## Required task
Note each line where "name" appears, and copy it.

## Task data

┌────────

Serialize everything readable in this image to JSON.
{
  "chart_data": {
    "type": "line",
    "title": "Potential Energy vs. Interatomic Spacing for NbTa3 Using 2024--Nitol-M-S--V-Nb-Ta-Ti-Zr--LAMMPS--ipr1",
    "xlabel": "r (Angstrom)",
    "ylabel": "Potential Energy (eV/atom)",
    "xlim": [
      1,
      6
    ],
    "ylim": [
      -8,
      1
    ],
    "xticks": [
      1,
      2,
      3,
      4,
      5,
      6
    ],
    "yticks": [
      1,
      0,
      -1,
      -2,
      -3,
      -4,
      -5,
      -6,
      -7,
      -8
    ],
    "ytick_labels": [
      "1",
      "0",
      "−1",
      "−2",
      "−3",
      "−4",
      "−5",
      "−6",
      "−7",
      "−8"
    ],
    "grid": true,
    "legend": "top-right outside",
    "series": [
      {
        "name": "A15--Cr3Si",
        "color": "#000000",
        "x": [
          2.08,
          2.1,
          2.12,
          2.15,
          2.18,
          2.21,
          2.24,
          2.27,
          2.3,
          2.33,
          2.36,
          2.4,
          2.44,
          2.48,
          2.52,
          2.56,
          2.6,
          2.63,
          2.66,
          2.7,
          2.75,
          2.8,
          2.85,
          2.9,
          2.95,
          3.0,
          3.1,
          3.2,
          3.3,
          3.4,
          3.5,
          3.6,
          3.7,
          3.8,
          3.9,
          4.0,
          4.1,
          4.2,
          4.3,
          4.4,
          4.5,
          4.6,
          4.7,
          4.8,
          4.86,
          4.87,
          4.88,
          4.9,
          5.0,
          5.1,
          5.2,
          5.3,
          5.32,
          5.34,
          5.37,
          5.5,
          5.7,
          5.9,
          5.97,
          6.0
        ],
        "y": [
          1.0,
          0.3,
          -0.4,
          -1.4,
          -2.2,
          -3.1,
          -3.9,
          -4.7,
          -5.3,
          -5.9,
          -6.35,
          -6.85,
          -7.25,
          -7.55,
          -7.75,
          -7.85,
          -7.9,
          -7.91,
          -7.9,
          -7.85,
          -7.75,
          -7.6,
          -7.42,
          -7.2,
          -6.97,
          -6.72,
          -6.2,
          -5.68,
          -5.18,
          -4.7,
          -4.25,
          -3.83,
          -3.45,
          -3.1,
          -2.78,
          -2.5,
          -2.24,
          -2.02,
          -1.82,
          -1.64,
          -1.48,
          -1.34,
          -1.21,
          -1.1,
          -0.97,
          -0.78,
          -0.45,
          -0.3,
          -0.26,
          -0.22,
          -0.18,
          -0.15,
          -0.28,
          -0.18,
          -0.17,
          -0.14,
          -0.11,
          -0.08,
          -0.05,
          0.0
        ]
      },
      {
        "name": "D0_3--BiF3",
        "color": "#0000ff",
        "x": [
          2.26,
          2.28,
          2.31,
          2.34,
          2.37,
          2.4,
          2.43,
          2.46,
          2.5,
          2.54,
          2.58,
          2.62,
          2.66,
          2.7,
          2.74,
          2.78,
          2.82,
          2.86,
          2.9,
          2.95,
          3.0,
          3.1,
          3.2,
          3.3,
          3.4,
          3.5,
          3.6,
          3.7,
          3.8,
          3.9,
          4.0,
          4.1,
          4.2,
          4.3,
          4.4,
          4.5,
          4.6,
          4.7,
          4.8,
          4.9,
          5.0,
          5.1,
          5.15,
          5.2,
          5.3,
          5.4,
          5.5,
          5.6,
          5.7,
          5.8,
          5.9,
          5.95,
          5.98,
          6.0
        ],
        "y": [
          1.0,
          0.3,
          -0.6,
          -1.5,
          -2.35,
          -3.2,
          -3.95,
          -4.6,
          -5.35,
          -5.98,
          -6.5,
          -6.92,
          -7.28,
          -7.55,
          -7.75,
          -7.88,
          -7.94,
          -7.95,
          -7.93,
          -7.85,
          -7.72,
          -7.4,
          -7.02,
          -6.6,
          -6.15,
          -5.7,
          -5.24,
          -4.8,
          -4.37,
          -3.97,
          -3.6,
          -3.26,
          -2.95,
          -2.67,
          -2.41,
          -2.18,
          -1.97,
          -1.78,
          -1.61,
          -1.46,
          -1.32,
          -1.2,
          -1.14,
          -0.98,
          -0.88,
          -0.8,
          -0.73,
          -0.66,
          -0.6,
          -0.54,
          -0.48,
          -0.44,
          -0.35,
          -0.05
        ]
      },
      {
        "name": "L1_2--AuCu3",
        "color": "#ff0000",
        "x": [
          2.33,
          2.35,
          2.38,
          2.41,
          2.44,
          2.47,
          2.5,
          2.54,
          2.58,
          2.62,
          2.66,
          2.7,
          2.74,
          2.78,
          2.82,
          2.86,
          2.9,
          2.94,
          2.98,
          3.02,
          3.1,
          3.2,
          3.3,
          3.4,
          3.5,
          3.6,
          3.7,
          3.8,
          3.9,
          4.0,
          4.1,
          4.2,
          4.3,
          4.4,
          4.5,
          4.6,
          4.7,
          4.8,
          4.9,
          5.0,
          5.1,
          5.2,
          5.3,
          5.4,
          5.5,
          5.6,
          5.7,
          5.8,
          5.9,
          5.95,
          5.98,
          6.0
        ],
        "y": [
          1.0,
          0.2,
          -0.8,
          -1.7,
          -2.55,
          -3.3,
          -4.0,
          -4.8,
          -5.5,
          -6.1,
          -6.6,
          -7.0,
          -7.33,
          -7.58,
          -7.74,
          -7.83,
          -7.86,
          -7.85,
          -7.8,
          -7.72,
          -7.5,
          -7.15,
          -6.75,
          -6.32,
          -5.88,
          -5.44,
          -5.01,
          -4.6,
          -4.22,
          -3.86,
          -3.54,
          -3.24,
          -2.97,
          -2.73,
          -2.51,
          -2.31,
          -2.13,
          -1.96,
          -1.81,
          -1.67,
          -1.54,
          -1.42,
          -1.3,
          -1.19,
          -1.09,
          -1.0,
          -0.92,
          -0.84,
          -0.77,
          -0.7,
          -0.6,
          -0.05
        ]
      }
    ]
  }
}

└────────

## Reply to the task
        "name": "A15--Cr3Si",
        "name": "D0_3--BiF3",
        "name": "L1_2--AuCu3",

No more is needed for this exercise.